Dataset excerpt
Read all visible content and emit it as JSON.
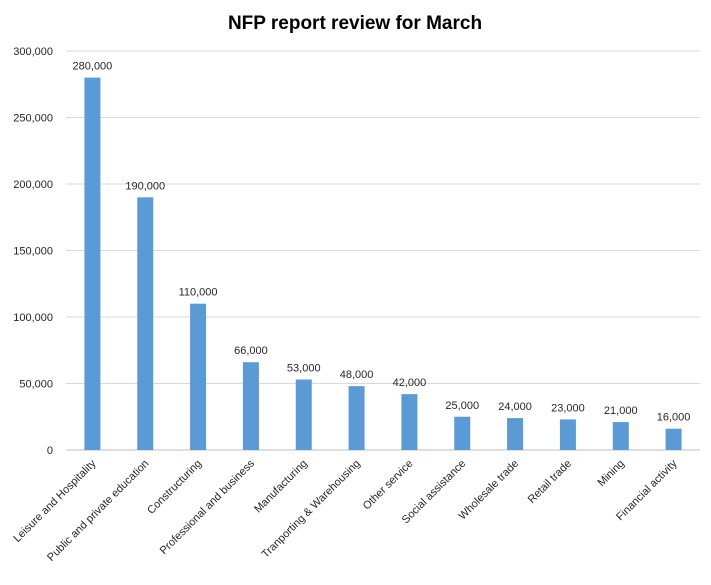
{
  "chart_data": {
    "type": "bar",
    "title": "NFP report review for March",
    "xlabel": "",
    "ylabel": "",
    "ylim": [
      0,
      300000
    ],
    "yticks": [
      0,
      50000,
      100000,
      150000,
      200000,
      250000,
      300000
    ],
    "ytick_labels": [
      "0",
      "50,000",
      "100,000",
      "150,000",
      "200,000",
      "250,000",
      "300,000"
    ],
    "grid": true,
    "legend": "none",
    "bar_color": "#5b9bd5",
    "categories": [
      "Leisure and Hospitality",
      "Public and private education",
      "Constructuring",
      "Professional and business",
      "Manufacturing",
      "Tranporting & Warehousing",
      "Other service",
      "Social assistance",
      "Wholesale trade",
      "Retail trade",
      "Mining",
      "Financial activity"
    ],
    "values": [
      280000,
      190000,
      110000,
      66000,
      53000,
      48000,
      42000,
      25000,
      24000,
      23000,
      21000,
      16000
    ],
    "data_labels": [
      "280,000",
      "190,000",
      "110,000",
      "66,000",
      "53,000",
      "48,000",
      "42,000",
      "25,000",
      "24,000",
      "23,000",
      "21,000",
      "16,000"
    ]
  }
}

Do this: Will you set down the records word for word while leaving out every picture?

The reply:
Read all visible content and emit it as JSON.
{
  "chart_data": {
    "type": "bar",
    "title": "NFP report review for March",
    "xlabel": "",
    "ylabel": "",
    "ylim": [
      0,
      300000
    ],
    "yticks": [
      0,
      50000,
      100000,
      150000,
      200000,
      250000,
      300000
    ],
    "ytick_labels": [
      "0",
      "50,000",
      "100,000",
      "150,000",
      "200,000",
      "250,000",
      "300,000"
    ],
    "grid": true,
    "legend": "none",
    "bar_color": "#5b9bd5",
    "categories": [
      "Leisure and Hospitality",
      "Public and private education",
      "Constructuring",
      "Professional and business",
      "Manufacturing",
      "Tranporting & Warehousing",
      "Other service",
      "Social assistance",
      "Wholesale trade",
      "Retail trade",
      "Mining",
      "Financial activity"
    ],
    "values": [
      280000,
      190000,
      110000,
      66000,
      53000,
      48000,
      42000,
      25000,
      24000,
      23000,
      21000,
      16000
    ],
    "data_labels": [
      "280,000",
      "190,000",
      "110,000",
      "66,000",
      "53,000",
      "48,000",
      "42,000",
      "25,000",
      "24,000",
      "23,000",
      "21,000",
      "16,000"
    ]
  }
}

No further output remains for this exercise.